** TO BE DONE **
Write every entry out again exactly, please, and skip the pictures.

▬▬▬▬▬▬

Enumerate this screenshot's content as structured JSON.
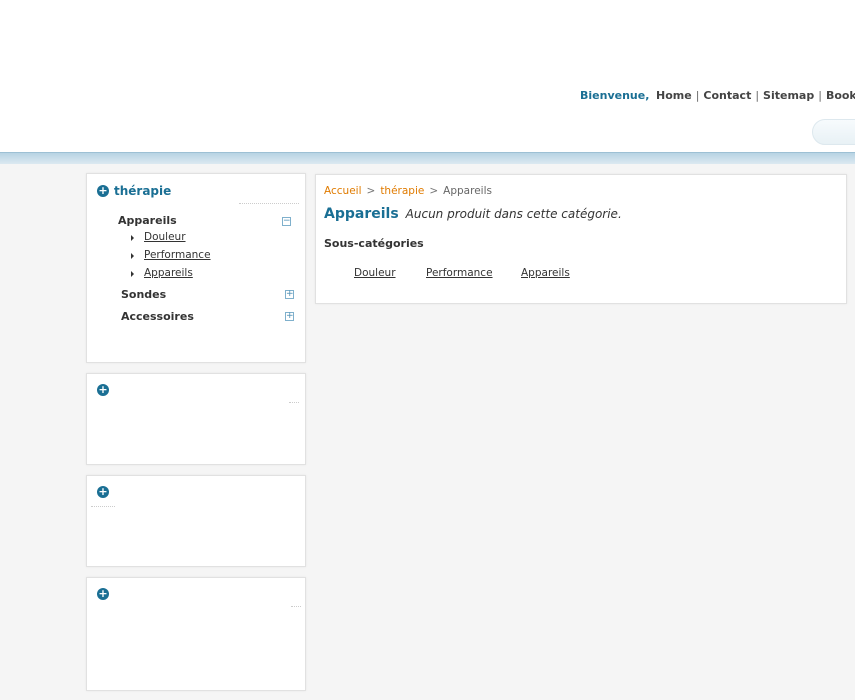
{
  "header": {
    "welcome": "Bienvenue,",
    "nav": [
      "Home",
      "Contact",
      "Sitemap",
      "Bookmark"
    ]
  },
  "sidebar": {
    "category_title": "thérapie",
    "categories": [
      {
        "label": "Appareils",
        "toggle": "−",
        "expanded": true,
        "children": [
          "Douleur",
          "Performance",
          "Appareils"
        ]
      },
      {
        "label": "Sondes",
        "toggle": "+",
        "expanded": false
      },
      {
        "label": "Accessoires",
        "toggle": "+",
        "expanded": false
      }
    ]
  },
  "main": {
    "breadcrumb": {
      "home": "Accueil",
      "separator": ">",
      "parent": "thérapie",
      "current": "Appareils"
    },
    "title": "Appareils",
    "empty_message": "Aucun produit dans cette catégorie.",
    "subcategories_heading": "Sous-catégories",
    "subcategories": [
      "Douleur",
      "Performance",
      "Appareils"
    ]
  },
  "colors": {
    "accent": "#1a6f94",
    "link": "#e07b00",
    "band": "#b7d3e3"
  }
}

▬▬▬▬▬▬

** FULL RESPONSE **
Enumerate this screenshot's content as structured JSON.
{
  "header": {
    "welcome": "Bienvenue,",
    "nav": [
      "Home",
      "Contact",
      "Sitemap",
      "Bookmark"
    ]
  },
  "sidebar": {
    "category_title": "thérapie",
    "categories": [
      {
        "label": "Appareils",
        "toggle": "−",
        "expanded": true,
        "children": [
          "Douleur",
          "Performance",
          "Appareils"
        ]
      },
      {
        "label": "Sondes",
        "toggle": "+",
        "expanded": false
      },
      {
        "label": "Accessoires",
        "toggle": "+",
        "expanded": false
      }
    ]
  },
  "main": {
    "breadcrumb": {
      "home": "Accueil",
      "separator": ">",
      "parent": "thérapie",
      "current": "Appareils"
    },
    "title": "Appareils",
    "empty_message": "Aucun produit dans cette catégorie.",
    "subcategories_heading": "Sous-catégories",
    "subcategories": [
      "Douleur",
      "Performance",
      "Appareils"
    ]
  },
  "colors": {
    "accent": "#1a6f94",
    "link": "#e07b00",
    "band": "#b7d3e3"
  }
}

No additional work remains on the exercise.